# EXERCISE:
Write out the records again, exactly, leaving none out.

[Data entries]
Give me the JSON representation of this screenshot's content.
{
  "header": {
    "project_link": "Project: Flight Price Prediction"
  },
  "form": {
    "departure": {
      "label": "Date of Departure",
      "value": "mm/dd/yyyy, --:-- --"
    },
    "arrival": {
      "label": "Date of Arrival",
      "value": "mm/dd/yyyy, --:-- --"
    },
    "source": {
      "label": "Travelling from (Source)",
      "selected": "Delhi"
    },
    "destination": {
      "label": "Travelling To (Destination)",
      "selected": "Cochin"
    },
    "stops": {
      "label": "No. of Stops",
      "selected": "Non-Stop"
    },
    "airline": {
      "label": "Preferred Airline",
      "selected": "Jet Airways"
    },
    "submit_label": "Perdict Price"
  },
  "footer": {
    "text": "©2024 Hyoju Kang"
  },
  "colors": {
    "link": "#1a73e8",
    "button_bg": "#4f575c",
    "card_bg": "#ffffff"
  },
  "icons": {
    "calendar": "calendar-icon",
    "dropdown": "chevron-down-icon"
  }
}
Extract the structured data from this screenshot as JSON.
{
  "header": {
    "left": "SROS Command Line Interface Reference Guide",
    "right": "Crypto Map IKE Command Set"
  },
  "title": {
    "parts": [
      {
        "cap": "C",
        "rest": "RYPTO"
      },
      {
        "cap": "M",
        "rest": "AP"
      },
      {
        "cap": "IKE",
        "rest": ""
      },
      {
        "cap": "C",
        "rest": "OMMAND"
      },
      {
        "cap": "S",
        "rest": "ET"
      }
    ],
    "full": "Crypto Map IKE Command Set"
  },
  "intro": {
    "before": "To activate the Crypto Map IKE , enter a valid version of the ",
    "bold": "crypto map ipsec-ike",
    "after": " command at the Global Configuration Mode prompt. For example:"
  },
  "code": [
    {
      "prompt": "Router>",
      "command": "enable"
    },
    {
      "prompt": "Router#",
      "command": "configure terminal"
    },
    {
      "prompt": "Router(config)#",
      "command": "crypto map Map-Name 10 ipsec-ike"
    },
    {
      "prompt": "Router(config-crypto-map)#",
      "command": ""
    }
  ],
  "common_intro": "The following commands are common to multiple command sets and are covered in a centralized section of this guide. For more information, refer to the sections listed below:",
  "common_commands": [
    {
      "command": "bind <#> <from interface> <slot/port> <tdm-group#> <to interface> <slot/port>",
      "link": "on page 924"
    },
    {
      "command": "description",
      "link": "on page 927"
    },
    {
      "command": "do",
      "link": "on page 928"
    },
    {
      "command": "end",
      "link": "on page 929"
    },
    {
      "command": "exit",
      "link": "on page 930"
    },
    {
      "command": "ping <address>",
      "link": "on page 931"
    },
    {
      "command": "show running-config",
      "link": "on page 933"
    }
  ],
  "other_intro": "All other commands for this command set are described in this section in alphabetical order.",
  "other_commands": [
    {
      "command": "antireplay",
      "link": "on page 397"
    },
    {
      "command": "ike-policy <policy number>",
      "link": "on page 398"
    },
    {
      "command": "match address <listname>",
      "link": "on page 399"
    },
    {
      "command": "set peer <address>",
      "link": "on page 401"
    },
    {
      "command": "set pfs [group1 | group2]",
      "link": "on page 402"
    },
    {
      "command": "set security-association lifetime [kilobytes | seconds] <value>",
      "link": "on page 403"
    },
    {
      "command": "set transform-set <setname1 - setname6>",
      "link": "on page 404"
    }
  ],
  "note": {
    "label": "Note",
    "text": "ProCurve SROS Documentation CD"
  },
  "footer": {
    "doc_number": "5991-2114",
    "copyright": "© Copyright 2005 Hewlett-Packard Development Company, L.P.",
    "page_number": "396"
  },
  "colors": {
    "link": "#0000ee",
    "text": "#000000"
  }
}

# TASK OUTPUT:
Give me the JSON representation of this screenshot's content.
{
  "header": {
    "project_link": "Project: Flight Price Prediction"
  },
  "form": {
    "departure": {
      "label": "Date of Departure",
      "value": "mm/dd/yyyy, --:-- --"
    },
    "arrival": {
      "label": "Date of Arrival",
      "value": "mm/dd/yyyy, --:-- --"
    },
    "source": {
      "label": "Travelling from (Source)",
      "selected": "Delhi"
    },
    "destination": {
      "label": "Travelling To (Destination)",
      "selected": "Cochin"
    },
    "stops": {
      "label": "No. of Stops",
      "selected": "Non-Stop"
    },
    "airline": {
      "label": "Preferred Airline",
      "selected": "Jet Airways"
    },
    "submit_label": "Perdict Price"
  },
  "footer": {
    "text": "©2024 Hyoju Kang"
  },
  "colors": {
    "link": "#1a73e8",
    "button_bg": "#4f575c",
    "card_bg": "#ffffff"
  },
  "icons": {
    "calendar": "calendar-icon",
    "dropdown": "chevron-down-icon"
  }
}
Extract the structured data from this screenshot as JSON.
{
  "header": {
    "left": "SROS Command Line Interface Reference Guide",
    "right": "Crypto Map IKE Command Set"
  },
  "title": {
    "parts": [
      {
        "cap": "C",
        "rest": "RYPTO"
      },
      {
        "cap": "M",
        "rest": "AP"
      },
      {
        "cap": "IKE",
        "rest": ""
      },
      {
        "cap": "C",
        "rest": "OMMAND"
      },
      {
        "cap": "S",
        "rest": "ET"
      }
    ],
    "full": "Crypto Map IKE Command Set"
  },
  "intro": {
    "before": "To activate the Crypto Map IKE , enter a valid version of the ",
    "bold": "crypto map ipsec-ike",
    "after": " command at the Global Configuration Mode prompt. For example:"
  },
  "code": [
    {
      "prompt": "Router>",
      "command": "enable"
    },
    {
      "prompt": "Router#",
      "command": "configure terminal"
    },
    {
      "prompt": "Router(config)#",
      "command": "crypto map Map-Name 10 ipsec-ike"
    },
    {
      "prompt": "Router(config-crypto-map)#",
      "command": ""
    }
  ],
  "common_intro": "The following commands are common to multiple command sets and are covered in a centralized section of this guide. For more information, refer to the sections listed below:",
  "common_commands": [
    {
      "command": "bind <#> <from interface> <slot/port> <tdm-group#> <to interface> <slot/port>",
      "link": "on page 924"
    },
    {
      "command": "description",
      "link": "on page 927"
    },
    {
      "command": "do",
      "link": "on page 928"
    },
    {
      "command": "end",
      "link": "on page 929"
    },
    {
      "command": "exit",
      "link": "on page 930"
    },
    {
      "command": "ping <address>",
      "link": "on page 931"
    },
    {
      "command": "show running-config",
      "link": "on page 933"
    }
  ],
  "other_intro": "All other commands for this command set are described in this section in alphabetical order.",
  "other_commands": [
    {
      "command": "antireplay",
      "link": "on page 397"
    },
    {
      "command": "ike-policy <policy number>",
      "link": "on page 398"
    },
    {
      "command": "match address <listname>",
      "link": "on page 399"
    },
    {
      "command": "set peer <address>",
      "link": "on page 401"
    },
    {
      "command": "set pfs [group1 | group2]",
      "link": "on page 402"
    },
    {
      "command": "set security-association lifetime [kilobytes | seconds] <value>",
      "link": "on page 403"
    },
    {
      "command": "set transform-set <setname1 - setname6>",
      "link": "on page 404"
    }
  ],
  "note": {
    "label": "Note",
    "text": "ProCurve SROS Documentation CD"
  },
  "footer": {
    "doc_number": "5991-2114",
    "copyright": "© Copyright 2005 Hewlett-Packard Development Company, L.P.",
    "page_number": "396"
  },
  "colors": {
    "link": "#0000ee",
    "text": "#000000"
  }
}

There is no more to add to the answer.